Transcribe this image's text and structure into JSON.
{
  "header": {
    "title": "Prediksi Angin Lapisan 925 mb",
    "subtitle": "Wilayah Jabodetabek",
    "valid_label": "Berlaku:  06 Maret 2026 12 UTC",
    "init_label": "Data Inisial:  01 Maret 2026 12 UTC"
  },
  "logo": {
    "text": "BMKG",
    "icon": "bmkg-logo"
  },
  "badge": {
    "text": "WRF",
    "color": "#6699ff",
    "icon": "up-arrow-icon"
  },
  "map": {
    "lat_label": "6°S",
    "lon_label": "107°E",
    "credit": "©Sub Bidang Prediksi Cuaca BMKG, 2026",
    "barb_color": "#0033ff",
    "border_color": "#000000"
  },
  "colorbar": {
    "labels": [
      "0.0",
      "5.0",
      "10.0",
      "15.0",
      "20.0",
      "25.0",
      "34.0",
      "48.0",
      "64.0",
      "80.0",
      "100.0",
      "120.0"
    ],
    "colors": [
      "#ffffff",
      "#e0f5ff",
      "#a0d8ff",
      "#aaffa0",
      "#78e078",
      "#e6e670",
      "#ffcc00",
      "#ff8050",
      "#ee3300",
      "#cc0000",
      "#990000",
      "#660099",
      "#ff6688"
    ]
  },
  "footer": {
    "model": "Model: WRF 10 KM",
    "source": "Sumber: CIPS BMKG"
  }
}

-=-=-

* [Problem description] Return every record, word for word.

* [Solution]
Transcribe this image's text and structure into JSON.
{
  "header": {
    "title": "Prediksi Angin Lapisan 925 mb",
    "subtitle": "Wilayah Jabodetabek",
    "valid_label": "Berlaku:  06 Maret 2026 12 UTC",
    "init_label": "Data Inisial:  01 Maret 2026 12 UTC"
  },
  "logo": {
    "text": "BMKG",
    "icon": "bmkg-logo"
  },
  "badge": {
    "text": "WRF",
    "color": "#6699ff",
    "icon": "up-arrow-icon"
  },
  "map": {
    "lat_label": "6°S",
    "lon_label": "107°E",
    "credit": "©Sub Bidang Prediksi Cuaca BMKG, 2026",
    "barb_color": "#0033ff",
    "border_color": "#000000"
  },
  "colorbar": {
    "labels": [
      "0.0",
      "5.0",
      "10.0",
      "15.0",
      "20.0",
      "25.0",
      "34.0",
      "48.0",
      "64.0",
      "80.0",
      "100.0",
      "120.0"
    ],
    "colors": [
      "#ffffff",
      "#e0f5ff",
      "#a0d8ff",
      "#aaffa0",
      "#78e078",
      "#e6e670",
      "#ffcc00",
      "#ff8050",
      "#ee3300",
      "#cc0000",
      "#990000",
      "#660099",
      "#ff6688"
    ]
  },
  "footer": {
    "model": "Model: WRF 10 KM",
    "source": "Sumber: CIPS BMKG"
  }
}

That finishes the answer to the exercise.